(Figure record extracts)

══════════

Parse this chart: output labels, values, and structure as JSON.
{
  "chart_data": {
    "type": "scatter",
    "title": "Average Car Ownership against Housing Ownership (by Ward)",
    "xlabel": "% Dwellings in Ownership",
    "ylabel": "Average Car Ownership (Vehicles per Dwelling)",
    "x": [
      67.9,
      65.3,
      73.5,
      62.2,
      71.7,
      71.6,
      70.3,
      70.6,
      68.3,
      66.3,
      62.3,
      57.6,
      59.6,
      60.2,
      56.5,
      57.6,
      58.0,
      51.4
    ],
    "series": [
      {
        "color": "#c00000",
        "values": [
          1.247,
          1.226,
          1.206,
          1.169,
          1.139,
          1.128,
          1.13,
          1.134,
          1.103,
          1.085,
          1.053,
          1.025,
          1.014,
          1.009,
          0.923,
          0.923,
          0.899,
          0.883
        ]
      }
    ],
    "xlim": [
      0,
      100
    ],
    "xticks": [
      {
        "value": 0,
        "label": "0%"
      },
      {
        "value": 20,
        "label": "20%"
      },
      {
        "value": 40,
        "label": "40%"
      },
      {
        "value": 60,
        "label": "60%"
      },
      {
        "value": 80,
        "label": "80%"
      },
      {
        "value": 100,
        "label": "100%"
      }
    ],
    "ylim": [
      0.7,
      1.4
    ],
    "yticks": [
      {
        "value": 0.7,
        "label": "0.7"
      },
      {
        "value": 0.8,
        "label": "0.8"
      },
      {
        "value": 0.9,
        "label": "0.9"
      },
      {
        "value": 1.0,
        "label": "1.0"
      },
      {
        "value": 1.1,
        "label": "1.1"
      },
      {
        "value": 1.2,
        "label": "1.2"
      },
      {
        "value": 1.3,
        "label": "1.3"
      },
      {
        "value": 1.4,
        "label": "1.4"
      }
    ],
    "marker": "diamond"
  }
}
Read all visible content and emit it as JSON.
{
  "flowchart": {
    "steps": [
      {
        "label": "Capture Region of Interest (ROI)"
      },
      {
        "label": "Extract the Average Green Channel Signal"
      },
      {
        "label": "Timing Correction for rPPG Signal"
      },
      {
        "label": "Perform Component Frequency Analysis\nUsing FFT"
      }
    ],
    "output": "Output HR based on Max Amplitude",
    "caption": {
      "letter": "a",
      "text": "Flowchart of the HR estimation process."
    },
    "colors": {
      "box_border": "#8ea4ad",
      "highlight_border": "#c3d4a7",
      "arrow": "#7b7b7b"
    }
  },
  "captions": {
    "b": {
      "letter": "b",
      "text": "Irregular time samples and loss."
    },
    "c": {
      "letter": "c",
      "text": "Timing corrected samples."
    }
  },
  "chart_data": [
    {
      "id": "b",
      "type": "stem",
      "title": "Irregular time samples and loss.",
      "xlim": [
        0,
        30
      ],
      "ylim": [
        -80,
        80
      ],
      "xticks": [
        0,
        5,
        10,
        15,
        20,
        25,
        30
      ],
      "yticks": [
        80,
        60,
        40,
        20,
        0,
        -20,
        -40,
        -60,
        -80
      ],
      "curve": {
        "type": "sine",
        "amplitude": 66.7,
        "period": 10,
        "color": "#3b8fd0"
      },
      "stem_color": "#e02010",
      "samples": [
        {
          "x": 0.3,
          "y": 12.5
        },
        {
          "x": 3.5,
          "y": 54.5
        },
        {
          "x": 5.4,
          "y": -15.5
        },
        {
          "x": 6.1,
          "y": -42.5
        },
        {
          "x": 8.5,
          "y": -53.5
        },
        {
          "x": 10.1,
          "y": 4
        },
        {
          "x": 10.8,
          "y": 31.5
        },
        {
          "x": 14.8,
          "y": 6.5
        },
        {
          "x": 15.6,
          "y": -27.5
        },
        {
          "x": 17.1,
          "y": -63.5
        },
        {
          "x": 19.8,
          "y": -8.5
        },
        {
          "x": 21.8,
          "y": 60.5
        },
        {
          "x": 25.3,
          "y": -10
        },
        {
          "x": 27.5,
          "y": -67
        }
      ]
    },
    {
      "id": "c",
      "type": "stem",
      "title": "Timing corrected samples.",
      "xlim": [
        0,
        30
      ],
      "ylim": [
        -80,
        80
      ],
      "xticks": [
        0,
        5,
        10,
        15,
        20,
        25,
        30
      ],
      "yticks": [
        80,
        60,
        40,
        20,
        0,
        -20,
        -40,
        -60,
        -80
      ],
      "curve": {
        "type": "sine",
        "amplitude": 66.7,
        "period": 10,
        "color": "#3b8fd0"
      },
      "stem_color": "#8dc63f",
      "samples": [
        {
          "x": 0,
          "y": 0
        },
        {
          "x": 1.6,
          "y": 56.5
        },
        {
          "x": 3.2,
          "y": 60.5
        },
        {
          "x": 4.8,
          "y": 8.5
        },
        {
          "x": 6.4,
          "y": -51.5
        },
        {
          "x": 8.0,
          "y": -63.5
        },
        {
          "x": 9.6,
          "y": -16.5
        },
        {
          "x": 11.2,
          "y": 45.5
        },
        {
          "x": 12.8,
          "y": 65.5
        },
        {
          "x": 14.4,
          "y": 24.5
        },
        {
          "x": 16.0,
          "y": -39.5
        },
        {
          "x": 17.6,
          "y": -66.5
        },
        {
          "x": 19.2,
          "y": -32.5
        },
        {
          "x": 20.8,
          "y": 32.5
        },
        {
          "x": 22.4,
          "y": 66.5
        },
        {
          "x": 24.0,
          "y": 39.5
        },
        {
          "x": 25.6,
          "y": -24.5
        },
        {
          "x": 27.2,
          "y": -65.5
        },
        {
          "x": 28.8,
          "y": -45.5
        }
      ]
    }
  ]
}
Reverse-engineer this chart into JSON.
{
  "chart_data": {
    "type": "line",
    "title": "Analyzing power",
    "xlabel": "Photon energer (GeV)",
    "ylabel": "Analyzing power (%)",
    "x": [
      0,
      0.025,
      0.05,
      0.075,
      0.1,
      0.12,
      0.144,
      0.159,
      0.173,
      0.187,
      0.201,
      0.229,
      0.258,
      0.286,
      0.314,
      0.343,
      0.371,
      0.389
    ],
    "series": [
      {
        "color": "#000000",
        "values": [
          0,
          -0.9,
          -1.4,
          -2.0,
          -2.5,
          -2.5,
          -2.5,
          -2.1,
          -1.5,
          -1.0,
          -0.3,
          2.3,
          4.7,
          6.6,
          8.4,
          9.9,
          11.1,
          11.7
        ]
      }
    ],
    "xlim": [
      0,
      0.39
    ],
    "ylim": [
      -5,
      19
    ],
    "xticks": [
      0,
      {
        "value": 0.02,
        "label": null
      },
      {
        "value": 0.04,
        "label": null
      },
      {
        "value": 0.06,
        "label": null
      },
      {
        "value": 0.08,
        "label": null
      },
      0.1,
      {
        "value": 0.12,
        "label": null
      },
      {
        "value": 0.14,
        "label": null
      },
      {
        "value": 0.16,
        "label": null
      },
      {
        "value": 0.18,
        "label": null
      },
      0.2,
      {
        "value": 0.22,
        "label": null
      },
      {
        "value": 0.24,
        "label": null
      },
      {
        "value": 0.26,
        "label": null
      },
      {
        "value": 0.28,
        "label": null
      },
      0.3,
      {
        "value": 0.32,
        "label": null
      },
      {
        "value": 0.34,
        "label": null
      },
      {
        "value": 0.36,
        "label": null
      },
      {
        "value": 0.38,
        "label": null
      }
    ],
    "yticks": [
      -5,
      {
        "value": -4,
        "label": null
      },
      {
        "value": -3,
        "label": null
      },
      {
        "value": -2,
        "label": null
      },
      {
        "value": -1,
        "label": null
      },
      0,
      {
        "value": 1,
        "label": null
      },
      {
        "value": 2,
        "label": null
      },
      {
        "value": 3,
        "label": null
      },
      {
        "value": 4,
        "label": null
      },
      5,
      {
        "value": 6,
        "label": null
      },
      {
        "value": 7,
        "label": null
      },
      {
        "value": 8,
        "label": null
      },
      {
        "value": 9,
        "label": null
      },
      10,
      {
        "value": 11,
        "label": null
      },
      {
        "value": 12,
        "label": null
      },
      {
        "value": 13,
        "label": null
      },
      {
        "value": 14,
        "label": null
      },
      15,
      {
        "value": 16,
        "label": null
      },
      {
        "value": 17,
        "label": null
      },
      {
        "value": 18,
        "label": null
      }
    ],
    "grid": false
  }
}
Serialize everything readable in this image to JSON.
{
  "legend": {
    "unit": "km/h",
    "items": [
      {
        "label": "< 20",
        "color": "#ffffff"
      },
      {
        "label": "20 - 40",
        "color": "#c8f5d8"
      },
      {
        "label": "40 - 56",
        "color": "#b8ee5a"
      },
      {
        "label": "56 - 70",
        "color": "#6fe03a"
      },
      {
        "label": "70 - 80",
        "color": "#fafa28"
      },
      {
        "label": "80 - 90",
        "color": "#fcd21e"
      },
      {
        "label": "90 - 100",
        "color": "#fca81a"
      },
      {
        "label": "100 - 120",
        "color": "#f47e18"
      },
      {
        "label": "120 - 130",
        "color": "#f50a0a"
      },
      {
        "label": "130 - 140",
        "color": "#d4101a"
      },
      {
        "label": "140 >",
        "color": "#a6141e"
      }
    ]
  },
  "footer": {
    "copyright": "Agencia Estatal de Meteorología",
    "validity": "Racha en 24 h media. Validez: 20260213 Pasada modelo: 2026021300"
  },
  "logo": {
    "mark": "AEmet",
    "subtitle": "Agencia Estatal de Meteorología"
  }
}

══════════

*Your instructions:* Pull out every line holding "text" from the records above, and copy it.

*Solution for this task:*
      "text": "Flowchart of the HR estimation process."
      "text": "Irregular time samples and loss."
      "text": "Timing corrected samples."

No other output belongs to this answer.